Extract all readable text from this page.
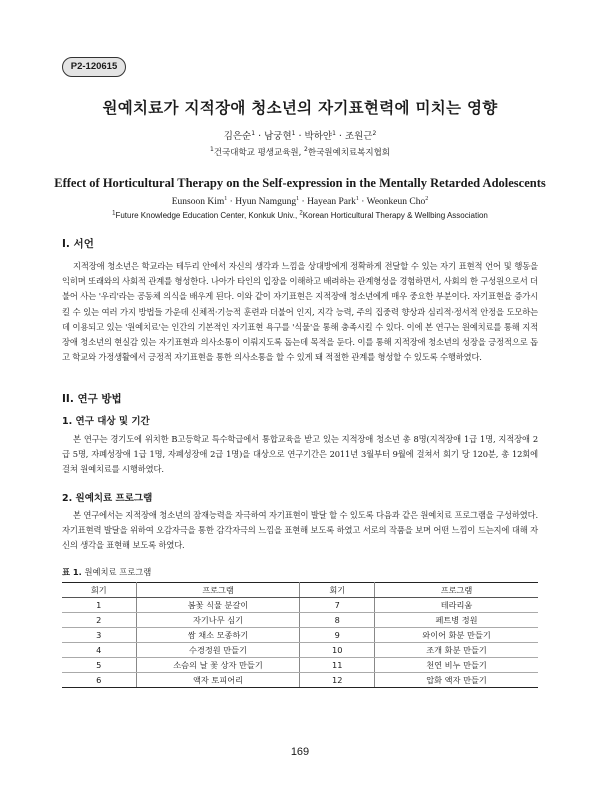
P2-120615
원예치료가 지적장애 청소년의 자기표현력에 미치는 영향
김은순$^1$ · 남궁현$^1$ · 박하얀$^1$ · 조원근$^2$
$^1$건국대학교 평생교육원, $^2$한국원예치료복지협회
Effect of Horticultural Therapy on the Self-expression in the Mentally Retarded Adolescents
Eunsoon Kim$^1$ · Hyun Namgung$^1$ · Hayean Park$^1$ · Weonkeun Cho$^2$
$^1$Future Knowledge Education Center, Konkuk Univ., $^2$Korean Horticultural Therapy & Wellbing Association
I. 서언

지적장애 청소년은 학교라는 테두리 안에서 자신의 생각과 느낌을 상대방에게 정확하게 전달할 수 있는 자기 표현적 언어 및 행동을 익히며 또래와의 사회적 관계를 형성한다. 나아가 타인의 입장을 이해하고 배려하는 관계형성을 경험하면서, 사회의 한 구성원으로서 더불어 사는 '우리'라는 공동체 의식을 배우게 된다. 이와 같이 자기표현은 지적장애 청소년에게 매우 중요한 부분이다. 자기표현을 증가시킬 수 있는 여러 가지 방법들 가운데 신체적·기능적 훈련과 더불어 인지, 지각 능력, 주의 집중력 향상과 심리적·정서적 안정을 도모하는데 이용되고 있는 '원예치료'는 인간의 기본적인 자기표현 욕구를 '식물'을 통해 충족시킬 수 있다. 이에 본 연구는 원예치료를 통해 지적장애 청소년의 현실감 있는 자기표현과 의사소통이 이뤄지도록 돕는데 목적을 둔다. 이를 통해 지적장애 청소년의 성장을 긍정적으로 돕고 학교와 가정생활에서 긍정적 자기표현을 통한 의사소통을 할 수 있게 돼 적절한 관계를 형성할 수 있도록 수행하였다.

II. 연구 방법
1. 연구 대상 및 기간

본 연구는 경기도에 위치한 B고등학교 특수학급에서 통합교육을 받고 있는 지적장애 청소년 총 8명(지적장애 1급 1명, 지적장애 2급 5명, 자폐성장애 1급 1명, 자폐성장애 2급 1명)을 대상으로 연구기간은 2011년 3월부터 9월에 걸쳐서 회기 당 120분, 총 12회에 걸쳐 원예치료를 시행하였다.

2. 원예치료 프로그램

본 연구에서는 지적장애 청소년의 잠재능력을 자극하여 자기표현이 발달 할 수 있도록 다음과 같은 원예치료 프로그램을 구성하였다. 자기표현력 발달을 위하여 오감자극을 통한 감각자극의 느낌을 표현해 보도록 하였고 서로의 작품을 보며 어떤 느낌이 드는지에 대해 자신의 생각을 표현해 보도록 하였다.

표 1. 원예치료 프로그램
회기	프로그램	회기	프로그램
1	봄꽃 식물 분갈이	7	테라리움
2	자기나무 심기	8	페트병 정원
3	쌈 채소 모종하기	9	와이어 화분 만들기
4	수경정원 만들기	10	조개 화분 만들기
5	소슴의 날 꽃 상자 만들기	11	천연 비누 만들기
6	액자 토피어리	12	압화 액자 만들기
169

◇ ◇ ◇ ◇ ◇ ◇ ◇

Instructions for the task - Repeat every record above exactly, but leave out any pictures.

The completed task -
Extract all readable text from this page.
P2-120615
원예치료가 지적장애 청소년의 자기표현력에 미치는 영향
김은순$^1$ · 남궁현$^1$ · 박하얀$^1$ · 조원근$^2$
$^1$건국대학교 평생교육원, $^2$한국원예치료복지협회
Effect of Horticultural Therapy on the Self-expression in the Mentally Retarded Adolescents
Eunsoon Kim$^1$ · Hyun Namgung$^1$ · Hayean Park$^1$ · Weonkeun Cho$^2$
$^1$Future Knowledge Education Center, Konkuk Univ., $^2$Korean Horticultural Therapy & Wellbing Association
I. 서언

지적장애 청소년은 학교라는 테두리 안에서 자신의 생각과 느낌을 상대방에게 정확하게 전달할 수 있는 자기 표현적 언어 및 행동을 익히며 또래와의 사회적 관계를 형성한다. 나아가 타인의 입장을 이해하고 배려하는 관계형성을 경험하면서, 사회의 한 구성원으로서 더불어 사는 '우리'라는 공동체 의식을 배우게 된다. 이와 같이 자기표현은 지적장애 청소년에게 매우 중요한 부분이다. 자기표현을 증가시킬 수 있는 여러 가지 방법들 가운데 신체적·기능적 훈련과 더불어 인지, 지각 능력, 주의 집중력 향상과 심리적·정서적 안정을 도모하는데 이용되고 있는 '원예치료'는 인간의 기본적인 자기표현 욕구를 '식물'을 통해 충족시킬 수 있다. 이에 본 연구는 원예치료를 통해 지적장애 청소년의 현실감 있는 자기표현과 의사소통이 이뤄지도록 돕는데 목적을 둔다. 이를 통해 지적장애 청소년의 성장을 긍정적으로 돕고 학교와 가정생활에서 긍정적 자기표현을 통한 의사소통을 할 수 있게 돼 적절한 관계를 형성할 수 있도록 수행하였다.

II. 연구 방법
1. 연구 대상 및 기간

본 연구는 경기도에 위치한 B고등학교 특수학급에서 통합교육을 받고 있는 지적장애 청소년 총 8명(지적장애 1급 1명, 지적장애 2급 5명, 자폐성장애 1급 1명, 자폐성장애 2급 1명)을 대상으로 연구기간은 2011년 3월부터 9월에 걸쳐서 회기 당 120분, 총 12회에 걸쳐 원예치료를 시행하였다.

2. 원예치료 프로그램

본 연구에서는 지적장애 청소년의 잠재능력을 자극하여 자기표현이 발달 할 수 있도록 다음과 같은 원예치료 프로그램을 구성하였다. 자기표현력 발달을 위하여 오감자극을 통한 감각자극의 느낌을 표현해 보도록 하였고 서로의 작품을 보며 어떤 느낌이 드는지에 대해 자신의 생각을 표현해 보도록 하였다.

표 1. 원예치료 프로그램
회기	프로그램	회기	프로그램
1	봄꽃 식물 분갈이	7	테라리움
2	자기나무 심기	8	페트병 정원
3	쌈 채소 모종하기	9	와이어 화분 만들기
4	수경정원 만들기	10	조개 화분 만들기
5	소슴의 날 꽃 상자 만들기	11	천연 비누 만들기
6	액자 토피어리	12	압화 액자 만들기
169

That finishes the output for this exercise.